* **EXERCISE TASK**
List every line of the entries below that contains the word "Silent", and copy each of those lines in full.

* **ITEMS**

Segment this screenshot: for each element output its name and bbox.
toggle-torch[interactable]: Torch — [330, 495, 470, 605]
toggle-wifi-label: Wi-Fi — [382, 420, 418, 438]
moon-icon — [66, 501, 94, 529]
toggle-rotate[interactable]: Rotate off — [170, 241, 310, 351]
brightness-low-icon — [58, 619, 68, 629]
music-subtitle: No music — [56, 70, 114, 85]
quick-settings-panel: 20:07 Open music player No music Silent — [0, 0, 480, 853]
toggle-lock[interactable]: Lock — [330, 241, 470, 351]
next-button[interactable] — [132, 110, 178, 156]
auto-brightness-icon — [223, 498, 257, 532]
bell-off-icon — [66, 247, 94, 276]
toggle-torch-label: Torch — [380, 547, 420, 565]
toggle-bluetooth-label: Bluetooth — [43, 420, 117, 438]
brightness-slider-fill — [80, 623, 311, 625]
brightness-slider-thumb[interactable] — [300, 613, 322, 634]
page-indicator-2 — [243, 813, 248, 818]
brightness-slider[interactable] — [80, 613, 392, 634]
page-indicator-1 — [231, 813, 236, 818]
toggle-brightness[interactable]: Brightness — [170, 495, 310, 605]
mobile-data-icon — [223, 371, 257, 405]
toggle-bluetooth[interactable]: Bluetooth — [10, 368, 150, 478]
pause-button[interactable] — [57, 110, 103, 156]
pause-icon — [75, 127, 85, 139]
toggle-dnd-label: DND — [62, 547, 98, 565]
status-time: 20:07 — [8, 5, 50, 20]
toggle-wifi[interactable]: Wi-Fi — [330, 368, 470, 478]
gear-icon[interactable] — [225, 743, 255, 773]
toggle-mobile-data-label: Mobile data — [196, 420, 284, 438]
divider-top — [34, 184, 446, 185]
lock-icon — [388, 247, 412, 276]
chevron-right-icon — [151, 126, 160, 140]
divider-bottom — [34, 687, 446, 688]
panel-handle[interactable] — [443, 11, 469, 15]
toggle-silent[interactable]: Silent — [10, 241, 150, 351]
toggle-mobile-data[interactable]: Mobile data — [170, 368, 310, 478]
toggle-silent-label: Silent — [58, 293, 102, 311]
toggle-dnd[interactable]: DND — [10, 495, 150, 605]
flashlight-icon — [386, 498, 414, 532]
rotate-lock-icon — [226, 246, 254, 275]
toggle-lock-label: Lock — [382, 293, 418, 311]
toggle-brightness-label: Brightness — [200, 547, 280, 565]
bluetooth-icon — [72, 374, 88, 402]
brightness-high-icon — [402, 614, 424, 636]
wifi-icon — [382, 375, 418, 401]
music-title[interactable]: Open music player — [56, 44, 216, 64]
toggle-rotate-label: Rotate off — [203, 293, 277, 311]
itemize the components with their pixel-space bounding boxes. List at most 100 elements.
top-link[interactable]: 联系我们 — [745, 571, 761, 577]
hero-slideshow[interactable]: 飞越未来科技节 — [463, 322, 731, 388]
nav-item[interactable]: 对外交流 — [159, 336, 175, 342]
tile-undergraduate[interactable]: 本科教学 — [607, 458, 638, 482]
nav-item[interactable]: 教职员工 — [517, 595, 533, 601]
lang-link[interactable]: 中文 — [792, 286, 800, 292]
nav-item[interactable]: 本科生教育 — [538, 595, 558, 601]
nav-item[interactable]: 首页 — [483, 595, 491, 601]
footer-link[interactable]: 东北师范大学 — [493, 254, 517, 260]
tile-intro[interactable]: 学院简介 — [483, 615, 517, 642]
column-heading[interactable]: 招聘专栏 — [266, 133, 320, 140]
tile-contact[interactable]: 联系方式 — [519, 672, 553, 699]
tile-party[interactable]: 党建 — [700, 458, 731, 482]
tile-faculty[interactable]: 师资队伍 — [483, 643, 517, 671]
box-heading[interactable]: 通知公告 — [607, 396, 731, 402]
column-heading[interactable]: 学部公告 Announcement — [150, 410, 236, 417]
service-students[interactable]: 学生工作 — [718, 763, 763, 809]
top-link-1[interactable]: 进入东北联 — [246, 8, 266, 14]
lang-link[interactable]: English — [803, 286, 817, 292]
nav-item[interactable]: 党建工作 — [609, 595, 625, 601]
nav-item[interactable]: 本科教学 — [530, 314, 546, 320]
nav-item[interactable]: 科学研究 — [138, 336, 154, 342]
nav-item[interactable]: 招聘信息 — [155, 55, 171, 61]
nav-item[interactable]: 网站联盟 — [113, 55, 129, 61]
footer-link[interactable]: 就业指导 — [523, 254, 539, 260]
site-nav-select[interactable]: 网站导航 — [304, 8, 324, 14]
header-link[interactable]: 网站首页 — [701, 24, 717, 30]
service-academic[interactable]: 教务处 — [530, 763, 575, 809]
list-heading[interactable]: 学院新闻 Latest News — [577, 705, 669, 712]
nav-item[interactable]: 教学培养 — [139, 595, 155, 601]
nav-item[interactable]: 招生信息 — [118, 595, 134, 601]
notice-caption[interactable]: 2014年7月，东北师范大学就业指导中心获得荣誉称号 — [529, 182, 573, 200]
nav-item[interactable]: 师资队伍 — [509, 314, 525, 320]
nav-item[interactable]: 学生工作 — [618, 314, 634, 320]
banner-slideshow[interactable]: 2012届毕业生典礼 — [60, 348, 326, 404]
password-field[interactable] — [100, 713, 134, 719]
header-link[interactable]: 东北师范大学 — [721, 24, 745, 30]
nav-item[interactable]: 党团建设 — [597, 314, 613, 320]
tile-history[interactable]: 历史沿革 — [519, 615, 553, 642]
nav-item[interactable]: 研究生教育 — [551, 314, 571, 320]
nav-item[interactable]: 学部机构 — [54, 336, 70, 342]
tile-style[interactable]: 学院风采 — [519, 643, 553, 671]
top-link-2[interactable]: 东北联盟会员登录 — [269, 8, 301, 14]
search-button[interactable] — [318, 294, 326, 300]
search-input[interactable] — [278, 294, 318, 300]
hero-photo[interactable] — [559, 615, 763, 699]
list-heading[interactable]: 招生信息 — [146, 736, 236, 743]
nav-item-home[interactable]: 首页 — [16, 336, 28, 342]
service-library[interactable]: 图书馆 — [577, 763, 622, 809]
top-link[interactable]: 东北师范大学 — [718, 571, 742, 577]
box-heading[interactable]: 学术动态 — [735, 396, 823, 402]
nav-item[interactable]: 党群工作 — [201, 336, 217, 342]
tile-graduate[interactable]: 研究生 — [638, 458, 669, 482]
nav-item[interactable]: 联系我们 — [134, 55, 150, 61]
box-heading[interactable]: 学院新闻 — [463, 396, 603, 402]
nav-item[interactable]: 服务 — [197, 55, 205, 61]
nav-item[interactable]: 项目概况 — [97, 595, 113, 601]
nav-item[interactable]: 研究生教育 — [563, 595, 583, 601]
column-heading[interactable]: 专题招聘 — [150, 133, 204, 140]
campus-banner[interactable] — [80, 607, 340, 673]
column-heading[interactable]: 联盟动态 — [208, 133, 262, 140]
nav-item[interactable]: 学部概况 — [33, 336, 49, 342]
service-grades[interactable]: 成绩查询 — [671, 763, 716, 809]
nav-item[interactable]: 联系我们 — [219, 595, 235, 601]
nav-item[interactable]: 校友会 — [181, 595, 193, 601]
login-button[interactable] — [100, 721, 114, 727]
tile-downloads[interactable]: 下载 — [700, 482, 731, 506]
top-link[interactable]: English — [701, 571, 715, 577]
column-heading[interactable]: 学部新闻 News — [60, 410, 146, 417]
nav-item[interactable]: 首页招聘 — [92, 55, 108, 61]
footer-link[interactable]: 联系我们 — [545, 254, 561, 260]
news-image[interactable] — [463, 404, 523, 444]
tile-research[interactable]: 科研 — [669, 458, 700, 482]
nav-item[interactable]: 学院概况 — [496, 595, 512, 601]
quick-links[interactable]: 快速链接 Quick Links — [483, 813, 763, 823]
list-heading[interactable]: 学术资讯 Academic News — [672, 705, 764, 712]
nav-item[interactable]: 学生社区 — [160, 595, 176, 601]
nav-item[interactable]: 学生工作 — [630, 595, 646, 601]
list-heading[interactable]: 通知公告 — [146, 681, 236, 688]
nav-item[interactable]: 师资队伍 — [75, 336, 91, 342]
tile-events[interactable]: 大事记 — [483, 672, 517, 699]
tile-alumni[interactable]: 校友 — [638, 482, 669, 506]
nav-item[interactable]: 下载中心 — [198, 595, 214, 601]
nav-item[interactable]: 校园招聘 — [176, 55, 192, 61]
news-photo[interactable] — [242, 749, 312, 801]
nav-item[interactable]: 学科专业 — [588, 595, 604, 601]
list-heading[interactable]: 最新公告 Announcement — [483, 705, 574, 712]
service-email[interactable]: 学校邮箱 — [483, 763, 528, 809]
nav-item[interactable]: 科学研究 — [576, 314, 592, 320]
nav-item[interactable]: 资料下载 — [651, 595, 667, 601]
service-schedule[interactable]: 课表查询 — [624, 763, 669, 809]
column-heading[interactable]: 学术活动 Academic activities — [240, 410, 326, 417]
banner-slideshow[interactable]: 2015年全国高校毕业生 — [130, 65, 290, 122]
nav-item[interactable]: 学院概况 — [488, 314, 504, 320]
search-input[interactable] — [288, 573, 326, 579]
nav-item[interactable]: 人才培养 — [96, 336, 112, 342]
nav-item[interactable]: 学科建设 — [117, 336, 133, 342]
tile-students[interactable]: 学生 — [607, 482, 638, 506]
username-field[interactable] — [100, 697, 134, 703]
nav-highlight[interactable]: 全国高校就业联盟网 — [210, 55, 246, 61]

* **SOLUTION FOR THIS EXERCISE**
quick-settings-panel: 20:07 Open music player No music Silent — [0, 0, 480, 853]
toggle-silent[interactable]: Silent — [10, 241, 150, 351]
toggle-silent-label: Silent — [58, 293, 102, 311]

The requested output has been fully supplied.